Start

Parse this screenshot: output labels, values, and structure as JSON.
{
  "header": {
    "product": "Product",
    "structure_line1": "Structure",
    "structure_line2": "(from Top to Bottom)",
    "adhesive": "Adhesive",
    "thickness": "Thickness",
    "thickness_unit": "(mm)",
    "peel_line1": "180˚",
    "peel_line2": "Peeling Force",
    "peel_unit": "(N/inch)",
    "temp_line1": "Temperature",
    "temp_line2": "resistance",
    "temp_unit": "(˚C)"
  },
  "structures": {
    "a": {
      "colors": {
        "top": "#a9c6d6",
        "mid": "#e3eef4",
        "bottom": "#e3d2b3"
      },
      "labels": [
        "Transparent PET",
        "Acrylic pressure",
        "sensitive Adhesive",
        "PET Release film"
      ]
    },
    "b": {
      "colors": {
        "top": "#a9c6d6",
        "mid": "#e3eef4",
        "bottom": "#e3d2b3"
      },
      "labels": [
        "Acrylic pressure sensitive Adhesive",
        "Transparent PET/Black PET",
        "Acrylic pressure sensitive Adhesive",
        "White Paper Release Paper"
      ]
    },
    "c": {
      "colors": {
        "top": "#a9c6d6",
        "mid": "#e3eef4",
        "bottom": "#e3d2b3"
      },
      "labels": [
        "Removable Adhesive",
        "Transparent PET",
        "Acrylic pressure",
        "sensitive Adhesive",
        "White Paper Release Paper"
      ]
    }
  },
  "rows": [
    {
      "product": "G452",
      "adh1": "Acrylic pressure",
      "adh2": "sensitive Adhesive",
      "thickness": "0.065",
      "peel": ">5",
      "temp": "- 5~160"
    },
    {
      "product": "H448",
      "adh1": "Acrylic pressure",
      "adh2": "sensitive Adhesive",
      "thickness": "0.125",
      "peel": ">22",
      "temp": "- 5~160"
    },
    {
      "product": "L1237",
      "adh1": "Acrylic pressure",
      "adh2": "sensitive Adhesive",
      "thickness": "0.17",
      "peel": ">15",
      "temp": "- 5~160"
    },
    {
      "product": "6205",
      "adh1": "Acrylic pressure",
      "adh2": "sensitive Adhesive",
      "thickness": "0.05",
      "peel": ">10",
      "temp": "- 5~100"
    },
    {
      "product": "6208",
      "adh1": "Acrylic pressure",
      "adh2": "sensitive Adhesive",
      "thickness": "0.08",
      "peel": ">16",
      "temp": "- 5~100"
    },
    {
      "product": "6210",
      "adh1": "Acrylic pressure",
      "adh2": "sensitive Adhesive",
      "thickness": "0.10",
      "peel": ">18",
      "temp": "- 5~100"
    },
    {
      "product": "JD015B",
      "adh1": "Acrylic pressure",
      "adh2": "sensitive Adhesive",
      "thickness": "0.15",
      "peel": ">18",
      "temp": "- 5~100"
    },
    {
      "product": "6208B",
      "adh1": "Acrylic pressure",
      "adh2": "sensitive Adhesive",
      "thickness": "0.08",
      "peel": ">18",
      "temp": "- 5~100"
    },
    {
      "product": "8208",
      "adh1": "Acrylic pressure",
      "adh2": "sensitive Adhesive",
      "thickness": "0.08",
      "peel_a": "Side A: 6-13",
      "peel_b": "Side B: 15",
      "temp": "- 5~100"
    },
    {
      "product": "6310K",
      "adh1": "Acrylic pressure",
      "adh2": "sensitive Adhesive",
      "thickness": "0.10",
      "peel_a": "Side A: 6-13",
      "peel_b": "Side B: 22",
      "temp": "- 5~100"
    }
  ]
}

End
Start

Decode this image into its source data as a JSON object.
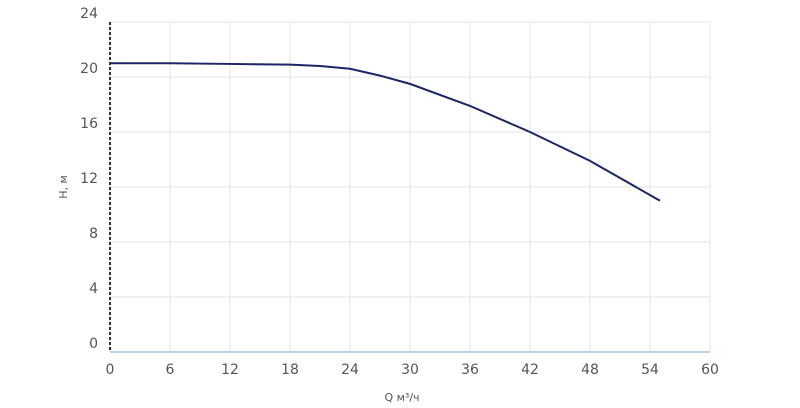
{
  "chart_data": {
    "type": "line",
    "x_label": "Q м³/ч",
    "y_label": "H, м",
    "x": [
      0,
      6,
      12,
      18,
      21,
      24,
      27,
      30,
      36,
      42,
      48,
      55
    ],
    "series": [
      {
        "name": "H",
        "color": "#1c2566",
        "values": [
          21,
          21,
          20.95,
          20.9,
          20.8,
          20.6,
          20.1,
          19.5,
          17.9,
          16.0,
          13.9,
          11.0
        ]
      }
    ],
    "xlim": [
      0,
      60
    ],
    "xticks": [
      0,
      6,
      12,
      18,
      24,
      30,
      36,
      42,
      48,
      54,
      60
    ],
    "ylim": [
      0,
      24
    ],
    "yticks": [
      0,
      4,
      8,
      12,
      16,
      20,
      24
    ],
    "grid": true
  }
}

End
Start

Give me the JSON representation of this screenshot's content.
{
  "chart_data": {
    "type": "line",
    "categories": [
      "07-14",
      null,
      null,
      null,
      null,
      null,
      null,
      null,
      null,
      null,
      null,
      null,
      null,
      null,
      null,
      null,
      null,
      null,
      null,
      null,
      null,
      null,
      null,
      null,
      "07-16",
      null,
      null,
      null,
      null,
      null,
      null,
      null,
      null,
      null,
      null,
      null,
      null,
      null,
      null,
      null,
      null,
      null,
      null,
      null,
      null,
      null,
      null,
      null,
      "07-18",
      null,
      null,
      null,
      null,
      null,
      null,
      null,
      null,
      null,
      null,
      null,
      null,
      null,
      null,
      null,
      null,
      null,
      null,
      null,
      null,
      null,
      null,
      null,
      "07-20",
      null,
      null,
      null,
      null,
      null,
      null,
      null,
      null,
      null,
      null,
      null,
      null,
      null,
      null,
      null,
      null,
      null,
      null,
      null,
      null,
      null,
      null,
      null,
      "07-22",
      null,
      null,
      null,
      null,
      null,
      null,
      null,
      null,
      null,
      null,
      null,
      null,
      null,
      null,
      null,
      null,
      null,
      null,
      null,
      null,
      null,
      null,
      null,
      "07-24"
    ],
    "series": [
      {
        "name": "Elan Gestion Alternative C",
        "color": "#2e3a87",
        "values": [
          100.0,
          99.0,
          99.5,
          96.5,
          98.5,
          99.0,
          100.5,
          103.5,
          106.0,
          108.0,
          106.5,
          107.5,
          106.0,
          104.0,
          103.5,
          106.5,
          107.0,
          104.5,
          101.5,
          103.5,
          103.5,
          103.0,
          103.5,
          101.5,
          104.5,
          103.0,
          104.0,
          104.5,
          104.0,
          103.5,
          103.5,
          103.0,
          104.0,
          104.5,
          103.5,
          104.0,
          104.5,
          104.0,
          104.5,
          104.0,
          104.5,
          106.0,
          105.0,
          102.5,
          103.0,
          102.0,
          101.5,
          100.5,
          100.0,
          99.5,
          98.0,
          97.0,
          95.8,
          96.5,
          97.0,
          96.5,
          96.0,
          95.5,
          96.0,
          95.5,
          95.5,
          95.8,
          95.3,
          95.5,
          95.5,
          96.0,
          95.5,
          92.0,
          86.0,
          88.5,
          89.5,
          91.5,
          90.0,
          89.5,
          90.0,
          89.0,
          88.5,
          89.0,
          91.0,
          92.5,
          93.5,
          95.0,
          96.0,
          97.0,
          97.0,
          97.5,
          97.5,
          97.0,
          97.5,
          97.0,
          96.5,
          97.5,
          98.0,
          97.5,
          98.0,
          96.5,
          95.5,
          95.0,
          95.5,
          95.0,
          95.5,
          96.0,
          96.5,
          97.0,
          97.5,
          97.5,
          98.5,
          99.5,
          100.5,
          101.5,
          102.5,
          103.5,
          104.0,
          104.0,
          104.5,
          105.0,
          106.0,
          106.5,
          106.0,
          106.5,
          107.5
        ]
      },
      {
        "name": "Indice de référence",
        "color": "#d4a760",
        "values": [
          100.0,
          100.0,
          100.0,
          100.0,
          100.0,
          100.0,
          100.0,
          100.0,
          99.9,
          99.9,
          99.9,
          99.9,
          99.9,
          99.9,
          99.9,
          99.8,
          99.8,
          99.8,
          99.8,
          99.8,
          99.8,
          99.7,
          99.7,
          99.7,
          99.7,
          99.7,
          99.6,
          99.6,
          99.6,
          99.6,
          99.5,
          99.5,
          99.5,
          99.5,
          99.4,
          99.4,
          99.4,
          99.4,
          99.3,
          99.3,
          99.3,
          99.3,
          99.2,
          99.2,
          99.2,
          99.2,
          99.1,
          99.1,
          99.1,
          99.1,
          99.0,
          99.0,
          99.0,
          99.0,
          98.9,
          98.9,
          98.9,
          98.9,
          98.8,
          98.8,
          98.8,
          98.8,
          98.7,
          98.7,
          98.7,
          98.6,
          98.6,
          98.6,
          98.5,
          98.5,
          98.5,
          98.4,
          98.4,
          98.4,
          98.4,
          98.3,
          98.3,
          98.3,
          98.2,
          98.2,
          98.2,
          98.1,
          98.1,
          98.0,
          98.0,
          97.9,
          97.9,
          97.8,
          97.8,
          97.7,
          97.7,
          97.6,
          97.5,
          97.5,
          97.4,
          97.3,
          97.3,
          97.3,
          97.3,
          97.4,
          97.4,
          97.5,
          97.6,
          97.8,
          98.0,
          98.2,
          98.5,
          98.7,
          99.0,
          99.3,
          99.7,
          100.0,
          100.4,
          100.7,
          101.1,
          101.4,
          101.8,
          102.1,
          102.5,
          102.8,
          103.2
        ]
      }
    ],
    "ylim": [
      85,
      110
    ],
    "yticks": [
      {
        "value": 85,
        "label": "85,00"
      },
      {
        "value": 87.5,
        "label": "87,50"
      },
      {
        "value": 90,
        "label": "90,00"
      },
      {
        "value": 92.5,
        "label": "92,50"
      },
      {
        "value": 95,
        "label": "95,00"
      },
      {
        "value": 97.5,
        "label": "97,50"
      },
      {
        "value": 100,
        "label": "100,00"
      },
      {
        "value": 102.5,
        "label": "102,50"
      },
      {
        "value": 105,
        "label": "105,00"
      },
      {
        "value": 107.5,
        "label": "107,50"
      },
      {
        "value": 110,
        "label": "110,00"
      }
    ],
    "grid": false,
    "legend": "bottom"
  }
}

End

For each line above that contains the word "product", copy that line.

■ Task solution:
    "product": "Product",
      "product": "G452",
      "product": "H448",
      "product": "L1237",
      "product": "6205",
      "product": "6208",
      "product": "6210",
      "product": "JD015B",
      "product": "6208B",
      "product": "8208",
      "product": "6310K",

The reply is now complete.